→ **Task to carry out**:
Transcribe each entry below exactly. Pictures do not go in the copy.
##### Record excerpts
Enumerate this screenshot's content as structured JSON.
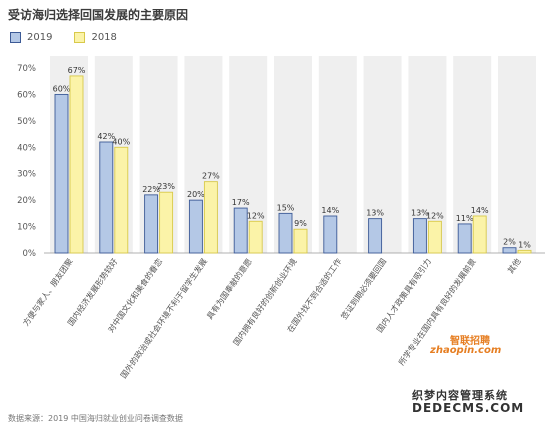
{
  "chart_data": {
    "type": "bar",
    "title": "受访海归选择回国发展的主要原因",
    "categories": [
      "方便与家人、朋友团聚",
      "国内经济发展形势较好",
      "对中国文化和美食的眷恋",
      "国外的政治或社会环境不利于留学生发展",
      "具有为国奉献的意愿",
      "国内拥有良好的创新创业环境",
      "在国外找不到合适的工作",
      "签证到期必须要回国",
      "国内人才政策具有吸引力",
      "所学专业在国内具有良好的发展前景",
      "其他"
    ],
    "series": [
      {
        "name": "2019",
        "values": [
          60,
          42,
          22,
          20,
          17,
          15,
          14,
          13,
          13,
          11,
          2
        ],
        "color": "#b4c8e6",
        "border": "#3c5a96"
      },
      {
        "name": "2018",
        "values": [
          67,
          40,
          23,
          27,
          12,
          9,
          null,
          null,
          12,
          14,
          1
        ],
        "color": "#fbf3a8",
        "border": "#d8c94a"
      }
    ],
    "value_labels": [
      [
        "60%",
        "42%",
        "22%",
        "20%",
        "17%",
        "15%",
        "14%",
        "13%",
        "13%",
        "11%",
        "2%"
      ],
      [
        "67%",
        "40%",
        "23%",
        "27%",
        "12%",
        "9%",
        "",
        "",
        "12%",
        "14%",
        "1%"
      ]
    ],
    "yticks": [
      "0%",
      "10%",
      "20%",
      "30%",
      "40%",
      "50%",
      "60%",
      "70%"
    ],
    "ylim": [
      0,
      70
    ],
    "legend_position": "top-left",
    "grid": false,
    "column_background": "#efefef"
  },
  "source_note": "数据来源：2019 中国海归就业创业问卷调查数据",
  "watermark": {
    "logo_cn": "智联招聘",
    "logo_en": "zhaopin.com",
    "site_name": "织梦内容管理系统",
    "site_url": "DEDECMS.COM"
  }
}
##########
→ **Result of this exercise**:
Enumerate this screenshot's content as structured JSON.
{
  "chart_data": {
    "type": "bar",
    "title": "受访海归选择回国发展的主要原因",
    "categories": [
      "方便与家人、朋友团聚",
      "国内经济发展形势较好",
      "对中国文化和美食的眷恋",
      "国外的政治或社会环境不利于留学生发展",
      "具有为国奉献的意愿",
      "国内拥有良好的创新创业环境",
      "在国外找不到合适的工作",
      "签证到期必须要回国",
      "国内人才政策具有吸引力",
      "所学专业在国内具有良好的发展前景",
      "其他"
    ],
    "series": [
      {
        "name": "2019",
        "values": [
          60,
          42,
          22,
          20,
          17,
          15,
          14,
          13,
          13,
          11,
          2
        ],
        "color": "#b4c8e6",
        "border": "#3c5a96"
      },
      {
        "name": "2018",
        "values": [
          67,
          40,
          23,
          27,
          12,
          9,
          null,
          null,
          12,
          14,
          1
        ],
        "color": "#fbf3a8",
        "border": "#d8c94a"
      }
    ],
    "value_labels": [
      [
        "60%",
        "42%",
        "22%",
        "20%",
        "17%",
        "15%",
        "14%",
        "13%",
        "13%",
        "11%",
        "2%"
      ],
      [
        "67%",
        "40%",
        "23%",
        "27%",
        "12%",
        "9%",
        "",
        "",
        "12%",
        "14%",
        "1%"
      ]
    ],
    "yticks": [
      "0%",
      "10%",
      "20%",
      "30%",
      "40%",
      "50%",
      "60%",
      "70%"
    ],
    "ylim": [
      0,
      70
    ],
    "legend_position": "top-left",
    "grid": false,
    "column_background": "#efefef"
  },
  "source_note": "数据来源：2019 中国海归就业创业问卷调查数据",
  "watermark": {
    "logo_cn": "智联招聘",
    "logo_en": "zhaopin.com",
    "site_name": "织梦内容管理系统",
    "site_url": "DEDECMS.COM"
  }
}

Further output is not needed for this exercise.